Would you write out the listing verbatim and skip every picture in it?

[Dataset rows about figures]
----

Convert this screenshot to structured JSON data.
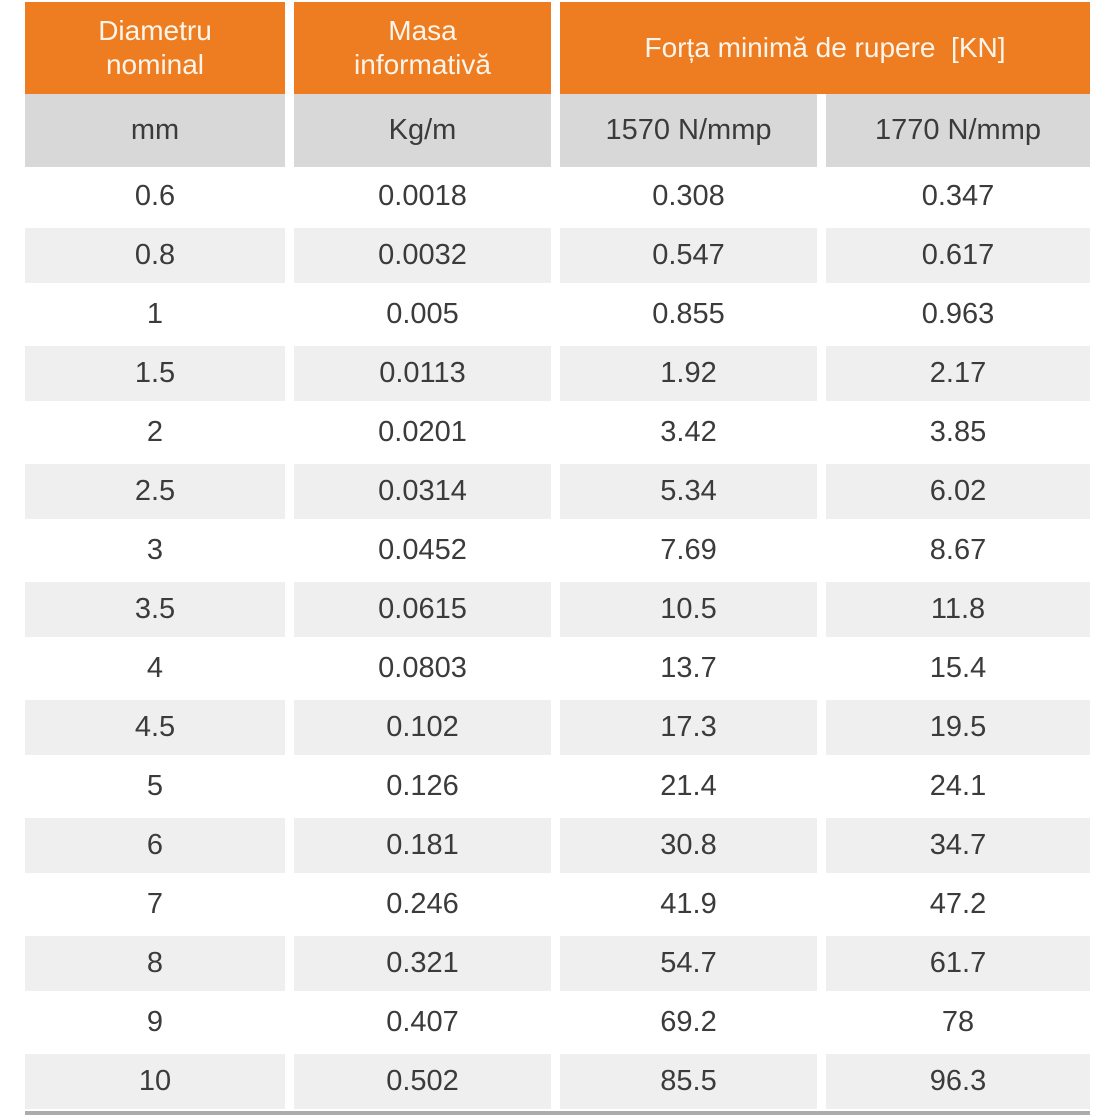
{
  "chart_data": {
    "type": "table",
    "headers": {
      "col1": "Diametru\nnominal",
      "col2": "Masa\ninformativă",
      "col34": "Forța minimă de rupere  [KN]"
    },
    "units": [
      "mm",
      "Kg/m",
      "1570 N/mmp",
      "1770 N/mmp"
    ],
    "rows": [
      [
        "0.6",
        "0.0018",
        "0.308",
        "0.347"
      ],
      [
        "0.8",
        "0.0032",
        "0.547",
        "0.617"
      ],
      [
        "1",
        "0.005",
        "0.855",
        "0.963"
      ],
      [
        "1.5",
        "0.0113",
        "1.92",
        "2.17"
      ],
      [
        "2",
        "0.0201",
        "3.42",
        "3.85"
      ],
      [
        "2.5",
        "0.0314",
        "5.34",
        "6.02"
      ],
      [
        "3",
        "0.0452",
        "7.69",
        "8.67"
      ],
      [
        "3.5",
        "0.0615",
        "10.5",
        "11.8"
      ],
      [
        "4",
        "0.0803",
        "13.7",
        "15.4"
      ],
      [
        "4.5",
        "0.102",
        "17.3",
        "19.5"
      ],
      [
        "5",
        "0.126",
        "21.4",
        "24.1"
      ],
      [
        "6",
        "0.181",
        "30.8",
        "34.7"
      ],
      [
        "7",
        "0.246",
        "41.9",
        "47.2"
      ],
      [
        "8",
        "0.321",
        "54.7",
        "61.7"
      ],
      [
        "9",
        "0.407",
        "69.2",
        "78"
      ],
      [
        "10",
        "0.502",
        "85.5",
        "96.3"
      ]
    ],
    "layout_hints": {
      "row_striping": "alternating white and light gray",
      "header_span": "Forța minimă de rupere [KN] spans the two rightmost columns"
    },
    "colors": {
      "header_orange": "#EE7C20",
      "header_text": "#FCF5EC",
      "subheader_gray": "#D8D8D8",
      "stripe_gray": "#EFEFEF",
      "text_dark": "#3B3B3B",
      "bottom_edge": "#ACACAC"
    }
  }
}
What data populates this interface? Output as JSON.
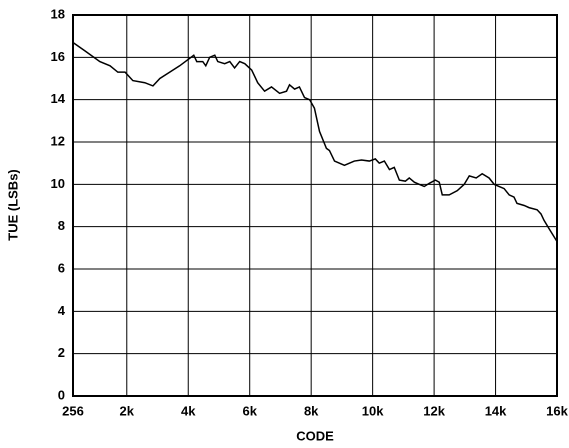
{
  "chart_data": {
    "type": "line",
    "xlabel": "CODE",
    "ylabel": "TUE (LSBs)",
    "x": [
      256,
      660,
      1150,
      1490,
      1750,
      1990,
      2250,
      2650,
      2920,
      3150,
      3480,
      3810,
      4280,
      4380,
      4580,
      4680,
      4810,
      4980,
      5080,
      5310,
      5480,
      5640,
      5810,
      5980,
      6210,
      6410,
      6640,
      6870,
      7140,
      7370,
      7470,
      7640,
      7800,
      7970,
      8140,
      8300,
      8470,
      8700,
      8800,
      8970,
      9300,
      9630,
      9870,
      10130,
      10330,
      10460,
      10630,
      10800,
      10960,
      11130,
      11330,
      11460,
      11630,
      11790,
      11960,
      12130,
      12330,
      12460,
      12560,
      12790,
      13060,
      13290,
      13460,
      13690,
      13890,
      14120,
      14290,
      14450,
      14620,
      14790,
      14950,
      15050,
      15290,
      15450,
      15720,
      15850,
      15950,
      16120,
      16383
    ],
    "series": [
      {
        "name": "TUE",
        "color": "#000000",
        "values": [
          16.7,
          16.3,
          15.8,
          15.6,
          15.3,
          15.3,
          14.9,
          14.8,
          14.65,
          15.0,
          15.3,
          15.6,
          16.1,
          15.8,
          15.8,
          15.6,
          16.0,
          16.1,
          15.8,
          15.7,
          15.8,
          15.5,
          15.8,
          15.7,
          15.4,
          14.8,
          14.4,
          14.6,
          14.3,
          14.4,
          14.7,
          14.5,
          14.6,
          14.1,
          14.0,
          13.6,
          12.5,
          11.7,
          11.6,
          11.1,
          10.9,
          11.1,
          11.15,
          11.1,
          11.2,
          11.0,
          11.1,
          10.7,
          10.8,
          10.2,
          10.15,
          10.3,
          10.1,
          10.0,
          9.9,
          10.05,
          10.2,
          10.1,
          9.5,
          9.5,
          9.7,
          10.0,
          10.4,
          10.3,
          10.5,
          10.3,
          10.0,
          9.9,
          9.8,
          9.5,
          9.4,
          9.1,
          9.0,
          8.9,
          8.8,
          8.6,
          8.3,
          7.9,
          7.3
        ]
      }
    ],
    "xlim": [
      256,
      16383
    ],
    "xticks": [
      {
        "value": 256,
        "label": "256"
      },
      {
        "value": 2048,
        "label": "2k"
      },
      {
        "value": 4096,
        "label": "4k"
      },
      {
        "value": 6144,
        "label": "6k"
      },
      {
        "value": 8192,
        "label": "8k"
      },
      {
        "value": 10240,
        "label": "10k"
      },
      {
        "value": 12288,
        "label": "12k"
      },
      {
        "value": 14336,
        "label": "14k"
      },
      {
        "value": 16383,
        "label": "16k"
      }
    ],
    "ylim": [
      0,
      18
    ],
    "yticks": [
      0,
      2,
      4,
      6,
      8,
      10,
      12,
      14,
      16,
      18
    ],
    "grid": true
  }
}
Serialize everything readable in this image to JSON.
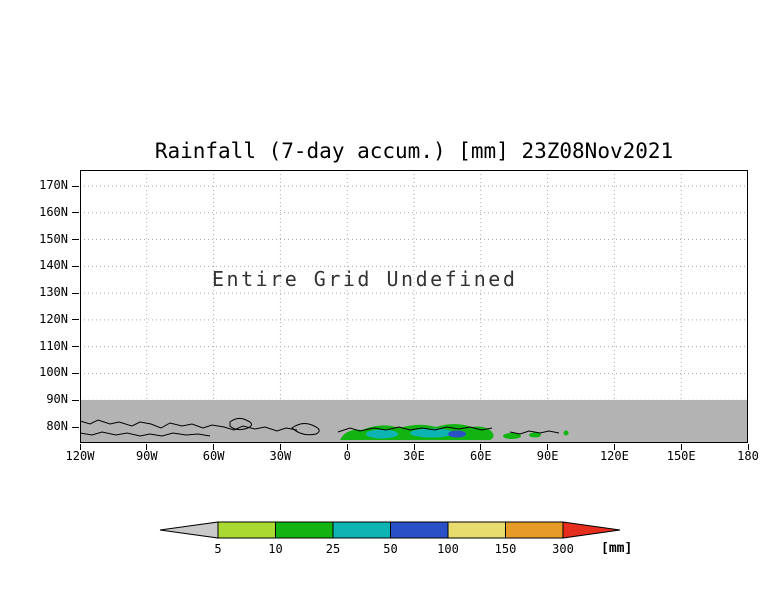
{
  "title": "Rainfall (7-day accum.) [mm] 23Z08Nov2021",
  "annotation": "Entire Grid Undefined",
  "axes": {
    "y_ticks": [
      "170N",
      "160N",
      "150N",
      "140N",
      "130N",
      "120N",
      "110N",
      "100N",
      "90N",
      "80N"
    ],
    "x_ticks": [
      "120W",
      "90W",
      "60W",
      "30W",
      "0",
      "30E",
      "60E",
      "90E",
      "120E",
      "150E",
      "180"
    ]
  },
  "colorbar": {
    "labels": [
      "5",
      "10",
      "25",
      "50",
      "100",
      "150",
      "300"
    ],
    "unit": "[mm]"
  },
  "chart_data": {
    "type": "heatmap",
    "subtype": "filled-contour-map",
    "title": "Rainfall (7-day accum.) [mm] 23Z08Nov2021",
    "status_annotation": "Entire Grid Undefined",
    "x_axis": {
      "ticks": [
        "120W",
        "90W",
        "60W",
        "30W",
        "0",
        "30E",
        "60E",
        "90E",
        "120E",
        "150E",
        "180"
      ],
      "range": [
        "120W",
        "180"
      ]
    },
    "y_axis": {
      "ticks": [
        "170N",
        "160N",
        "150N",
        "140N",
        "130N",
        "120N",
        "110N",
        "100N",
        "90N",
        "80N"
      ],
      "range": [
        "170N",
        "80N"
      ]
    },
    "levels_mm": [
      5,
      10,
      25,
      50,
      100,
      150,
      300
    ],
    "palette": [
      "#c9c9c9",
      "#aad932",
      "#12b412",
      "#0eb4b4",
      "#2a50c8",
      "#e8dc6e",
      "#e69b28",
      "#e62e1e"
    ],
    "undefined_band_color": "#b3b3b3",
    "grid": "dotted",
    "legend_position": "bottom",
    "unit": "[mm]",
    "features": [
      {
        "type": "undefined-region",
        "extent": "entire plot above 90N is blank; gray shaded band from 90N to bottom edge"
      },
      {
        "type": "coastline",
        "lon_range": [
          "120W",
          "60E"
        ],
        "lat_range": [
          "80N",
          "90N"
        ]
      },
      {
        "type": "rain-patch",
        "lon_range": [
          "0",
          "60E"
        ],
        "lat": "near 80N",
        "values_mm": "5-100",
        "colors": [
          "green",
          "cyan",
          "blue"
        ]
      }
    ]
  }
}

----

## The answer
Convert this screenshot to structured JSON data.
{
  "chart_data": {
    "type": "table",
    "headers": {
      "col1": "Diametru\nnominal",
      "col2": "Masa\ninformativă",
      "col34": "Forța minimă de rupere  [KN]"
    },
    "units": [
      "mm",
      "Kg/m",
      "1570 N/mmp",
      "1770 N/mmp"
    ],
    "rows": [
      [
        "0.6",
        "0.0018",
        "0.308",
        "0.347"
      ],
      [
        "0.8",
        "0.0032",
        "0.547",
        "0.617"
      ],
      [
        "1",
        "0.005",
        "0.855",
        "0.963"
      ],
      [
        "1.5",
        "0.0113",
        "1.92",
        "2.17"
      ],
      [
        "2",
        "0.0201",
        "3.42",
        "3.85"
      ],
      [
        "2.5",
        "0.0314",
        "5.34",
        "6.02"
      ],
      [
        "3",
        "0.0452",
        "7.69",
        "8.67"
      ],
      [
        "3.5",
        "0.0615",
        "10.5",
        "11.8"
      ],
      [
        "4",
        "0.0803",
        "13.7",
        "15.4"
      ],
      [
        "4.5",
        "0.102",
        "17.3",
        "19.5"
      ],
      [
        "5",
        "0.126",
        "21.4",
        "24.1"
      ],
      [
        "6",
        "0.181",
        "30.8",
        "34.7"
      ],
      [
        "7",
        "0.246",
        "41.9",
        "47.2"
      ],
      [
        "8",
        "0.321",
        "54.7",
        "61.7"
      ],
      [
        "9",
        "0.407",
        "69.2",
        "78"
      ],
      [
        "10",
        "0.502",
        "85.5",
        "96.3"
      ]
    ],
    "layout_hints": {
      "row_striping": "alternating white and light gray",
      "header_span": "Forța minimă de rupere [KN] spans the two rightmost columns"
    },
    "colors": {
      "header_orange": "#EE7C20",
      "header_text": "#FCF5EC",
      "subheader_gray": "#D8D8D8",
      "stripe_gray": "#EFEFEF",
      "text_dark": "#3B3B3B",
      "bottom_edge": "#ACACAC"
    }
  }
}
What data populates this interface? Output as JSON.
{
  "chart_data": {
    "type": "line",
    "xlabel": "CODE",
    "ylabel": "TUE (LSBs)",
    "x": [
      256,
      660,
      1150,
      1490,
      1750,
      1990,
      2250,
      2650,
      2920,
      3150,
      3480,
      3810,
      4280,
      4380,
      4580,
      4680,
      4810,
      4980,
      5080,
      5310,
      5480,
      5640,
      5810,
      5980,
      6210,
      6410,
      6640,
      6870,
      7140,
      7370,
      7470,
      7640,
      7800,
      7970,
      8140,
      8300,
      8470,
      8700,
      8800,
      8970,
      9300,
      9630,
      9870,
      10130,
      10330,
      10460,
      10630,
      10800,
      10960,
      11130,
      11330,
      11460,
      11630,
      11790,
      11960,
      12130,
      12330,
      12460,
      12560,
      12790,
      13060,
      13290,
      13460,
      13690,
      13890,
      14120,
      14290,
      14450,
      14620,
      14790,
      14950,
      15050,
      15290,
      15450,
      15720,
      15850,
      15950,
      16120,
      16383
    ],
    "series": [
      {
        "name": "TUE",
        "color": "#000000",
        "values": [
          16.7,
          16.3,
          15.8,
          15.6,
          15.3,
          15.3,
          14.9,
          14.8,
          14.65,
          15.0,
          15.3,
          15.6,
          16.1,
          15.8,
          15.8,
          15.6,
          16.0,
          16.1,
          15.8,
          15.7,
          15.8,
          15.5,
          15.8,
          15.7,
          15.4,
          14.8,
          14.4,
          14.6,
          14.3,
          14.4,
          14.7,
          14.5,
          14.6,
          14.1,
          14.0,
          13.6,
          12.5,
          11.7,
          11.6,
          11.1,
          10.9,
          11.1,
          11.15,
          11.1,
          11.2,
          11.0,
          11.1,
          10.7,
          10.8,
          10.2,
          10.15,
          10.3,
          10.1,
          10.0,
          9.9,
          10.05,
          10.2,
          10.1,
          9.5,
          9.5,
          9.7,
          10.0,
          10.4,
          10.3,
          10.5,
          10.3,
          10.0,
          9.9,
          9.8,
          9.5,
          9.4,
          9.1,
          9.0,
          8.9,
          8.8,
          8.6,
          8.3,
          7.9,
          7.3
        ]
      }
    ],
    "xlim": [
      256,
      16383
    ],
    "xticks": [
      {
        "value": 256,
        "label": "256"
      },
      {
        "value": 2048,
        "label": "2k"
      },
      {
        "value": 4096,
        "label": "4k"
      },
      {
        "value": 6144,
        "label": "6k"
      },
      {
        "value": 8192,
        "label": "8k"
      },
      {
        "value": 10240,
        "label": "10k"
      },
      {
        "value": 12288,
        "label": "12k"
      },
      {
        "value": 14336,
        "label": "14k"
      },
      {
        "value": 16383,
        "label": "16k"
      }
    ],
    "ylim": [
      0,
      18
    ],
    "yticks": [
      0,
      2,
      4,
      6,
      8,
      10,
      12,
      14,
      16,
      18
    ],
    "grid": true
  }
}
Serialize everything readable in this image to JSON.
{
  "title": "Rainfall (7-day accum.) [mm] 23Z08Nov2021",
  "annotation": "Entire Grid Undefined",
  "axes": {
    "y_ticks": [
      "170N",
      "160N",
      "150N",
      "140N",
      "130N",
      "120N",
      "110N",
      "100N",
      "90N",
      "80N"
    ],
    "x_ticks": [
      "120W",
      "90W",
      "60W",
      "30W",
      "0",
      "30E",
      "60E",
      "90E",
      "120E",
      "150E",
      "180"
    ]
  },
  "colorbar": {
    "labels": [
      "5",
      "10",
      "25",
      "50",
      "100",
      "150",
      "300"
    ],
    "unit": "[mm]"
  },
  "chart_data": {
    "type": "heatmap",
    "subtype": "filled-contour-map",
    "title": "Rainfall (7-day accum.) [mm] 23Z08Nov2021",
    "status_annotation": "Entire Grid Undefined",
    "x_axis": {
      "ticks": [
        "120W",
        "90W",
        "60W",
        "30W",
        "0",
        "30E",
        "60E",
        "90E",
        "120E",
        "150E",
        "180"
      ],
      "range": [
        "120W",
        "180"
      ]
    },
    "y_axis": {
      "ticks": [
        "170N",
        "160N",
        "150N",
        "140N",
        "130N",
        "120N",
        "110N",
        "100N",
        "90N",
        "80N"
      ],
      "range": [
        "170N",
        "80N"
      ]
    },
    "levels_mm": [
      5,
      10,
      25,
      50,
      100,
      150,
      300
    ],
    "palette": [
      "#c9c9c9",
      "#aad932",
      "#12b412",
      "#0eb4b4",
      "#2a50c8",
      "#e8dc6e",
      "#e69b28",
      "#e62e1e"
    ],
    "undefined_band_color": "#b3b3b3",
    "grid": "dotted",
    "legend_position": "bottom",
    "unit": "[mm]",
    "features": [
      {
        "type": "undefined-region",
        "extent": "entire plot above 90N is blank; gray shaded band from 90N to bottom edge"
      },
      {
        "type": "coastline",
        "lon_range": [
          "120W",
          "60E"
        ],
        "lat_range": [
          "80N",
          "90N"
        ]
      },
      {
        "type": "rain-patch",
        "lon_range": [
          "0",
          "60E"
        ],
        "lat": "near 80N",
        "values_mm": "5-100",
        "colors": [
          "green",
          "cyan",
          "blue"
        ]
      }
    ]
  }
}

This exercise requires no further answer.